▶ What is being asked:
Scan the entries below for the word "xlabel". Copy each line that has it.

▶ Data supplied:
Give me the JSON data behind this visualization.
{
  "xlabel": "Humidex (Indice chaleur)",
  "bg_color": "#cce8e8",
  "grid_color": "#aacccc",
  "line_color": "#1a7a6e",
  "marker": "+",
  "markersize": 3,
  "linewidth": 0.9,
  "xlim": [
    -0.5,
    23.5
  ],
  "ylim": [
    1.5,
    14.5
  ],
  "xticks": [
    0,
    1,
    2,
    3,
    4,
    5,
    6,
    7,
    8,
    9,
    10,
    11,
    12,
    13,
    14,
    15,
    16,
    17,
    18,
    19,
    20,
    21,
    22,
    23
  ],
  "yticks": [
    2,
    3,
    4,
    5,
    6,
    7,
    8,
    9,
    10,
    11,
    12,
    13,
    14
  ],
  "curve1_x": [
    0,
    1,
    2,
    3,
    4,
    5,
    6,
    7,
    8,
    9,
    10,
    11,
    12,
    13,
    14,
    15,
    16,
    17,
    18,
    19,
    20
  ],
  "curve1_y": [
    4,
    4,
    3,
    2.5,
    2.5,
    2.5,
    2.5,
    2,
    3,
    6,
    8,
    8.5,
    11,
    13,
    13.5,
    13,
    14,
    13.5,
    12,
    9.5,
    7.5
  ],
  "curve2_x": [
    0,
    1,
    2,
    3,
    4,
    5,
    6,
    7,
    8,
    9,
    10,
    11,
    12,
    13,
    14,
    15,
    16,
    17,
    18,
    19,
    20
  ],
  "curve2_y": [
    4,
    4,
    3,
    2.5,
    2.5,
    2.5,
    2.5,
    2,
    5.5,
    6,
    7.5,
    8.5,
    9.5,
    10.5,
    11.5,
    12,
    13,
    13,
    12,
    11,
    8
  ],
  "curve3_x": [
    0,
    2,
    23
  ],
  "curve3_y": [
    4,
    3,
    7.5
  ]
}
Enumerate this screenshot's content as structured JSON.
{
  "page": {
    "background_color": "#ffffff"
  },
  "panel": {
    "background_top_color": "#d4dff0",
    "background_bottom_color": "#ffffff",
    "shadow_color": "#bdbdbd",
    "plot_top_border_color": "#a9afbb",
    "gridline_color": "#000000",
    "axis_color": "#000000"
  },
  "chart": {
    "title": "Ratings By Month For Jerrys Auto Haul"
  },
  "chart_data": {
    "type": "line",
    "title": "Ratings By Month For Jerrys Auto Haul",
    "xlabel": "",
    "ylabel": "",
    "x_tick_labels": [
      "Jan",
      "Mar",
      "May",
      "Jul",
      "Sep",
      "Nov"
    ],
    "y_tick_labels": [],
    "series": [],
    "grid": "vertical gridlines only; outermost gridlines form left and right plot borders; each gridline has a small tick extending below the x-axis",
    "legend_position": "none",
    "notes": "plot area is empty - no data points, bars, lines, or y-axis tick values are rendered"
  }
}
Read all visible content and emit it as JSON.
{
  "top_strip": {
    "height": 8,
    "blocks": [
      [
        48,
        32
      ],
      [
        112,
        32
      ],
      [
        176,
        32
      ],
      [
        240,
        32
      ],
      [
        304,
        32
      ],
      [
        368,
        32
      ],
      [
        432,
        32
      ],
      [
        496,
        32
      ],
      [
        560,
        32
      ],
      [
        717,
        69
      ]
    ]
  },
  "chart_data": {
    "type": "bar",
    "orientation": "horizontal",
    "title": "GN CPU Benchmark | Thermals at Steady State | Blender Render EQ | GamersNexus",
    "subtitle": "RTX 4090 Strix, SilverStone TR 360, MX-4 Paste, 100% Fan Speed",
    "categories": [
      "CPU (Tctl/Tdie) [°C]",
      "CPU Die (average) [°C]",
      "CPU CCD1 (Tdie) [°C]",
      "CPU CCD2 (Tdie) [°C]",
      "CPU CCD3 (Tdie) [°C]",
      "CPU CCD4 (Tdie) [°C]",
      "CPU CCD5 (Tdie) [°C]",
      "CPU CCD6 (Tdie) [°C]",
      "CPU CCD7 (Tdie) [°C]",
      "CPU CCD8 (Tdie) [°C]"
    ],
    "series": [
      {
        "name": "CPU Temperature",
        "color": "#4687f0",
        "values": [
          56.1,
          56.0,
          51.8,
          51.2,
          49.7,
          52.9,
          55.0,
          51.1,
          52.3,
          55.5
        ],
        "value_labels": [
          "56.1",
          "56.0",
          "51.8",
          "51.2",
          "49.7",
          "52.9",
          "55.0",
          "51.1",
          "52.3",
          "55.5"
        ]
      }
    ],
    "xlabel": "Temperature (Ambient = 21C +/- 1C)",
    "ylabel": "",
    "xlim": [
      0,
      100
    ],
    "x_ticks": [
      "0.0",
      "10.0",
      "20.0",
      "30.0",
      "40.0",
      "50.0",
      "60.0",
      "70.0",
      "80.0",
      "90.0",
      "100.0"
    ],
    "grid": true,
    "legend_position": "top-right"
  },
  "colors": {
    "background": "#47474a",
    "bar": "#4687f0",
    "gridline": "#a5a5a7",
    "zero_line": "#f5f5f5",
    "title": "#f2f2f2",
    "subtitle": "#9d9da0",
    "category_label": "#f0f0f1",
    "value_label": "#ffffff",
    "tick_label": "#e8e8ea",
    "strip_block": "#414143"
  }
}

▶ Task result:
  "xlabel": "Humidex (Indice chaleur)",
    "xlabel": "",
    "xlabel": "Temperature (Ambient = 21C +/- 1C)",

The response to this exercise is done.